### The records
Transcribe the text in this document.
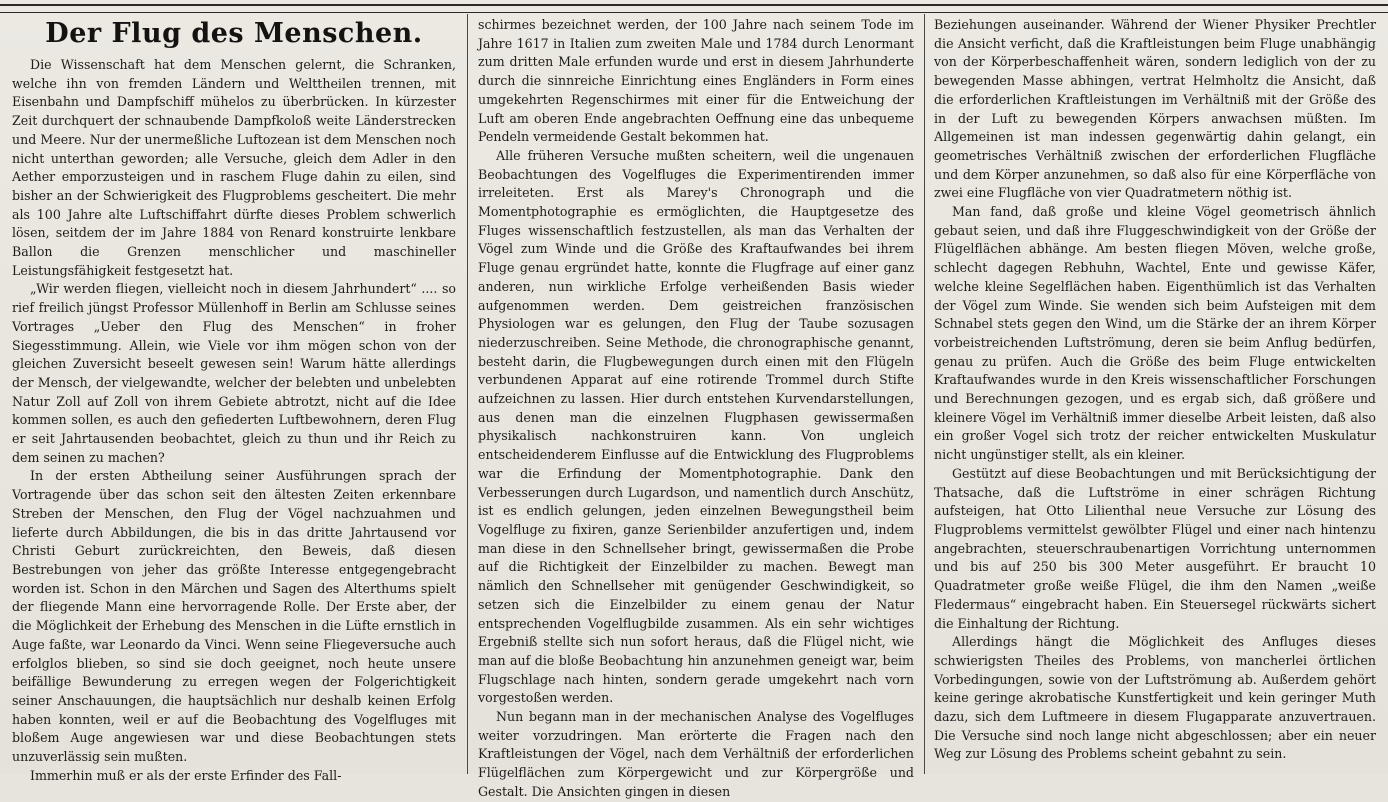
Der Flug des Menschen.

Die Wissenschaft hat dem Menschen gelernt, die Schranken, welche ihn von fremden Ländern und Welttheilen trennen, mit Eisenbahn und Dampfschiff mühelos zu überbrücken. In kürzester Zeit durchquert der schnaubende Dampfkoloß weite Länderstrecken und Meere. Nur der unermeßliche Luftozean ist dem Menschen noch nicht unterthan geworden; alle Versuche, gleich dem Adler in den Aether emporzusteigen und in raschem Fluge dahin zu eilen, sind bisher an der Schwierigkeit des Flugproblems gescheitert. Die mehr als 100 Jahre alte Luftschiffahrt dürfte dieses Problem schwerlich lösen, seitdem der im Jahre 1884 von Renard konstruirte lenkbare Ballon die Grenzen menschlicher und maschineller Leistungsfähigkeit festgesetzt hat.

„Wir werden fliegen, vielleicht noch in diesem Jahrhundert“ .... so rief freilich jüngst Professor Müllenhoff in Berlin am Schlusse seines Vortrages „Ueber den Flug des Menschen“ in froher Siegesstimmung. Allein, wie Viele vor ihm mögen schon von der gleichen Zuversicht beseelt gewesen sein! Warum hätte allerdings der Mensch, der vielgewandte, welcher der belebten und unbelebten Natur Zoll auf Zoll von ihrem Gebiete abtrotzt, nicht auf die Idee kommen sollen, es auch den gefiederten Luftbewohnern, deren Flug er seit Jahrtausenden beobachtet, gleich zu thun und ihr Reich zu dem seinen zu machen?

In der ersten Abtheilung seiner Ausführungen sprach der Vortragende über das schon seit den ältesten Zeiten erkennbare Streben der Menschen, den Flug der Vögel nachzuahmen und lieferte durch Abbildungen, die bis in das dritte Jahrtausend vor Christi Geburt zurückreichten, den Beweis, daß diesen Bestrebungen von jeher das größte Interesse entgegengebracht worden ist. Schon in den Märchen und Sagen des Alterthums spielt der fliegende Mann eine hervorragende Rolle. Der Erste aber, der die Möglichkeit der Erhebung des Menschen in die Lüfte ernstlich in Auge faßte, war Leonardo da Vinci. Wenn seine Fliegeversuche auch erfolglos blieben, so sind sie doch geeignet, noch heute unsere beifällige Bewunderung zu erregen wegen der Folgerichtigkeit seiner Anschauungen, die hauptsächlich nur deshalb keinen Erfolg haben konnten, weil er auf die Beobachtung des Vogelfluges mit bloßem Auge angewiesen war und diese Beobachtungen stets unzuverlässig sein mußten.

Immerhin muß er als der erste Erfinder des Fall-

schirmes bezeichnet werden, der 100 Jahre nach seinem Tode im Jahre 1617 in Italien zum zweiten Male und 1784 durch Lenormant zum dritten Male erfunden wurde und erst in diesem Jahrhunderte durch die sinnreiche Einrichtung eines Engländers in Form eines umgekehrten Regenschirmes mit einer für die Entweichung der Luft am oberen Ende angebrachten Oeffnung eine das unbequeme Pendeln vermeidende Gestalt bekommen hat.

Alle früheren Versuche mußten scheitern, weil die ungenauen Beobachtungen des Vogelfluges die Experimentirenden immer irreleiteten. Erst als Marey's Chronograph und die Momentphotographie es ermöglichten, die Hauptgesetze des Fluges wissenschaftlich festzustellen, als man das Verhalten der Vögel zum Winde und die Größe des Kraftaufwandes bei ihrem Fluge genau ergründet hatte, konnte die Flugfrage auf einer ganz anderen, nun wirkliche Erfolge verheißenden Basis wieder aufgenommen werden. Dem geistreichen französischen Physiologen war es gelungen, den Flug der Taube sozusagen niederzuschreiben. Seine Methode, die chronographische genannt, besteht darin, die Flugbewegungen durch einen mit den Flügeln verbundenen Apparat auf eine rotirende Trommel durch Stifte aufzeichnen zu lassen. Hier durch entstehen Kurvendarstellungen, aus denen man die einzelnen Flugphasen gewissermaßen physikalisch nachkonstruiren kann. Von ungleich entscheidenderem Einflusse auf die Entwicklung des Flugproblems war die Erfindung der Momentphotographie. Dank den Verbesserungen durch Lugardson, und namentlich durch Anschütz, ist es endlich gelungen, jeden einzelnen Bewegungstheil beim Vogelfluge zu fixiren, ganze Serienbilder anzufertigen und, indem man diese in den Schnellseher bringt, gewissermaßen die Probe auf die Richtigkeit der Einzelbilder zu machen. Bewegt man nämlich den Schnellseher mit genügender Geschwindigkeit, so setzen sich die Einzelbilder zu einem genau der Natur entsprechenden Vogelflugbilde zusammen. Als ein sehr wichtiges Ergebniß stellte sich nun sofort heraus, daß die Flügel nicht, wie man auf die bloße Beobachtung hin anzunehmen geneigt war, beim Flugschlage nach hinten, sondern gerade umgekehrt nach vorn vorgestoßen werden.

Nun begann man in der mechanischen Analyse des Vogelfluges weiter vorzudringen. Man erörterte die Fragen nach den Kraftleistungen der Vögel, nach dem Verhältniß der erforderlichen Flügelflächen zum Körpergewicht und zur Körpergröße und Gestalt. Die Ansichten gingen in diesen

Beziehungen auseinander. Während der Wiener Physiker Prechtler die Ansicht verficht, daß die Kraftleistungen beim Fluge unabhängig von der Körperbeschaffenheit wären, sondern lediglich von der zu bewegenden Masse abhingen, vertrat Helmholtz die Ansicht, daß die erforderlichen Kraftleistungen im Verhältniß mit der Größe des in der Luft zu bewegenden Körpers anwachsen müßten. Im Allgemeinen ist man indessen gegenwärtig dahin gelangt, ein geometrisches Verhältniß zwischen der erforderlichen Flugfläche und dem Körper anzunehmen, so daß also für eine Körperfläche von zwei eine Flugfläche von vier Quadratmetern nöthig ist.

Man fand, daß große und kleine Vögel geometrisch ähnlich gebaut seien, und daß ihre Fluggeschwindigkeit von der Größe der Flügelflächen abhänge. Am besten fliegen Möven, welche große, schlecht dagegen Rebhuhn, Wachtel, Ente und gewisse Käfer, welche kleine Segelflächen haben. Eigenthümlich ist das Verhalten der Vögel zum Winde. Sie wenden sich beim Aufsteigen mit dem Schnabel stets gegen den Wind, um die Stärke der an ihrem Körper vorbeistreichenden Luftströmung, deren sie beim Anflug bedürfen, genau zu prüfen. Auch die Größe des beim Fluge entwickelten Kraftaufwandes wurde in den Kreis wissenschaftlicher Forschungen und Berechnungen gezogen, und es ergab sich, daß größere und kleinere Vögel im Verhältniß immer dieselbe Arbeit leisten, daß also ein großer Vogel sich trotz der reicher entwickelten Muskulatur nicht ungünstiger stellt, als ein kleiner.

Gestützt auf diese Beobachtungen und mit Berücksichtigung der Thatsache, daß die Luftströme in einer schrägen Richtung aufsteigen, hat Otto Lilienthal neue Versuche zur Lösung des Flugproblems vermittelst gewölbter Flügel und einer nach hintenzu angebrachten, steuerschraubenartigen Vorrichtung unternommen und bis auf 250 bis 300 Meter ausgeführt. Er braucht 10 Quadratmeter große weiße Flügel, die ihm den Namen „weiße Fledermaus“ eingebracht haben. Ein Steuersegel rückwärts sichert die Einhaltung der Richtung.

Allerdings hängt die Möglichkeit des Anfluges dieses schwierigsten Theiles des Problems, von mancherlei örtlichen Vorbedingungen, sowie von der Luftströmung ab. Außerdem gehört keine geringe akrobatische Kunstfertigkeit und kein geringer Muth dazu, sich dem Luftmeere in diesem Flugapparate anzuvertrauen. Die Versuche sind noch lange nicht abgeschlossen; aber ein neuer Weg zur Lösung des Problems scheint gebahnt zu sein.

### Work to complete
Copy these entries precisely and drop any picture.

### Expected answer
Transcribe the text in this document.
Der Flug des Menschen.

Die Wissenschaft hat dem Menschen gelernt, die Schranken, welche ihn von fremden Ländern und Welttheilen trennen, mit Eisenbahn und Dampfschiff mühelos zu überbrücken. In kürzester Zeit durchquert der schnaubende Dampfkoloß weite Länderstrecken und Meere. Nur der unermeßliche Luftozean ist dem Menschen noch nicht unterthan geworden; alle Versuche, gleich dem Adler in den Aether emporzusteigen und in raschem Fluge dahin zu eilen, sind bisher an der Schwierigkeit des Flugproblems gescheitert. Die mehr als 100 Jahre alte Luftschiffahrt dürfte dieses Problem schwerlich lösen, seitdem der im Jahre 1884 von Renard konstruirte lenkbare Ballon die Grenzen menschlicher und maschineller Leistungsfähigkeit festgesetzt hat.

„Wir werden fliegen, vielleicht noch in diesem Jahrhundert“ .... so rief freilich jüngst Professor Müllenhoff in Berlin am Schlusse seines Vortrages „Ueber den Flug des Menschen“ in froher Siegesstimmung. Allein, wie Viele vor ihm mögen schon von der gleichen Zuversicht beseelt gewesen sein! Warum hätte allerdings der Mensch, der vielgewandte, welcher der belebten und unbelebten Natur Zoll auf Zoll von ihrem Gebiete abtrotzt, nicht auf die Idee kommen sollen, es auch den gefiederten Luftbewohnern, deren Flug er seit Jahrtausenden beobachtet, gleich zu thun und ihr Reich zu dem seinen zu machen?

In der ersten Abtheilung seiner Ausführungen sprach der Vortragende über das schon seit den ältesten Zeiten erkennbare Streben der Menschen, den Flug der Vögel nachzuahmen und lieferte durch Abbildungen, die bis in das dritte Jahrtausend vor Christi Geburt zurückreichten, den Beweis, daß diesen Bestrebungen von jeher das größte Interesse entgegengebracht worden ist. Schon in den Märchen und Sagen des Alterthums spielt der fliegende Mann eine hervorragende Rolle. Der Erste aber, der die Möglichkeit der Erhebung des Menschen in die Lüfte ernstlich in Auge faßte, war Leonardo da Vinci. Wenn seine Fliegeversuche auch erfolglos blieben, so sind sie doch geeignet, noch heute unsere beifällige Bewunderung zu erregen wegen der Folgerichtigkeit seiner Anschauungen, die hauptsächlich nur deshalb keinen Erfolg haben konnten, weil er auf die Beobachtung des Vogelfluges mit bloßem Auge angewiesen war und diese Beobachtungen stets unzuverlässig sein mußten.

Immerhin muß er als der erste Erfinder des Fall-

schirmes bezeichnet werden, der 100 Jahre nach seinem Tode im Jahre 1617 in Italien zum zweiten Male und 1784 durch Lenormant zum dritten Male erfunden wurde und erst in diesem Jahrhunderte durch die sinnreiche Einrichtung eines Engländers in Form eines umgekehrten Regenschirmes mit einer für die Entweichung der Luft am oberen Ende angebrachten Oeffnung eine das unbequeme Pendeln vermeidende Gestalt bekommen hat.

Alle früheren Versuche mußten scheitern, weil die ungenauen Beobachtungen des Vogelfluges die Experimentirenden immer irreleiteten. Erst als Marey's Chronograph und die Momentphotographie es ermöglichten, die Hauptgesetze des Fluges wissenschaftlich festzustellen, als man das Verhalten der Vögel zum Winde und die Größe des Kraftaufwandes bei ihrem Fluge genau ergründet hatte, konnte die Flugfrage auf einer ganz anderen, nun wirkliche Erfolge verheißenden Basis wieder aufgenommen werden. Dem geistreichen französischen Physiologen war es gelungen, den Flug der Taube sozusagen niederzuschreiben. Seine Methode, die chronographische genannt, besteht darin, die Flugbewegungen durch einen mit den Flügeln verbundenen Apparat auf eine rotirende Trommel durch Stifte aufzeichnen zu lassen. Hier durch entstehen Kurvendarstellungen, aus denen man die einzelnen Flugphasen gewissermaßen physikalisch nachkonstruiren kann. Von ungleich entscheidenderem Einflusse auf die Entwicklung des Flugproblems war die Erfindung der Momentphotographie. Dank den Verbesserungen durch Lugardson, und namentlich durch Anschütz, ist es endlich gelungen, jeden einzelnen Bewegungstheil beim Vogelfluge zu fixiren, ganze Serienbilder anzufertigen und, indem man diese in den Schnellseher bringt, gewissermaßen die Probe auf die Richtigkeit der Einzelbilder zu machen. Bewegt man nämlich den Schnellseher mit genügender Geschwindigkeit, so setzen sich die Einzelbilder zu einem genau der Natur entsprechenden Vogelflugbilde zusammen. Als ein sehr wichtiges Ergebniß stellte sich nun sofort heraus, daß die Flügel nicht, wie man auf die bloße Beobachtung hin anzunehmen geneigt war, beim Flugschlage nach hinten, sondern gerade umgekehrt nach vorn vorgestoßen werden.

Nun begann man in der mechanischen Analyse des Vogelfluges weiter vorzudringen. Man erörterte die Fragen nach den Kraftleistungen der Vögel, nach dem Verhältniß der erforderlichen Flügelflächen zum Körpergewicht und zur Körpergröße und Gestalt. Die Ansichten gingen in diesen

Beziehungen auseinander. Während der Wiener Physiker Prechtler die Ansicht verficht, daß die Kraftleistungen beim Fluge unabhängig von der Körperbeschaffenheit wären, sondern lediglich von der zu bewegenden Masse abhingen, vertrat Helmholtz die Ansicht, daß die erforderlichen Kraftleistungen im Verhältniß mit der Größe des in der Luft zu bewegenden Körpers anwachsen müßten. Im Allgemeinen ist man indessen gegenwärtig dahin gelangt, ein geometrisches Verhältniß zwischen der erforderlichen Flugfläche und dem Körper anzunehmen, so daß also für eine Körperfläche von zwei eine Flugfläche von vier Quadratmetern nöthig ist.

Man fand, daß große und kleine Vögel geometrisch ähnlich gebaut seien, und daß ihre Fluggeschwindigkeit von der Größe der Flügelflächen abhänge. Am besten fliegen Möven, welche große, schlecht dagegen Rebhuhn, Wachtel, Ente und gewisse Käfer, welche kleine Segelflächen haben. Eigenthümlich ist das Verhalten der Vögel zum Winde. Sie wenden sich beim Aufsteigen mit dem Schnabel stets gegen den Wind, um die Stärke der an ihrem Körper vorbeistreichenden Luftströmung, deren sie beim Anflug bedürfen, genau zu prüfen. Auch die Größe des beim Fluge entwickelten Kraftaufwandes wurde in den Kreis wissenschaftlicher Forschungen und Berechnungen gezogen, und es ergab sich, daß größere und kleinere Vögel im Verhältniß immer dieselbe Arbeit leisten, daß also ein großer Vogel sich trotz der reicher entwickelten Muskulatur nicht ungünstiger stellt, als ein kleiner.

Gestützt auf diese Beobachtungen und mit Berücksichtigung der Thatsache, daß die Luftströme in einer schrägen Richtung aufsteigen, hat Otto Lilienthal neue Versuche zur Lösung des Flugproblems vermittelst gewölbter Flügel und einer nach hintenzu angebrachten, steuerschraubenartigen Vorrichtung unternommen und bis auf 250 bis 300 Meter ausgeführt. Er braucht 10 Quadratmeter große weiße Flügel, die ihm den Namen „weiße Fledermaus“ eingebracht haben. Ein Steuersegel rückwärts sichert die Einhaltung der Richtung.

Allerdings hängt die Möglichkeit des Anfluges dieses schwierigsten Theiles des Problems, von mancherlei örtlichen Vorbedingungen, sowie von der Luftströmung ab. Außerdem gehört keine geringe akrobatische Kunstfertigkeit und kein geringer Muth dazu, sich dem Luftmeere in diesem Flugapparate anzuvertrauen. Die Versuche sind noch lange nicht abgeschlossen; aber ein neuer Weg zur Lösung des Problems scheint gebahnt zu sein.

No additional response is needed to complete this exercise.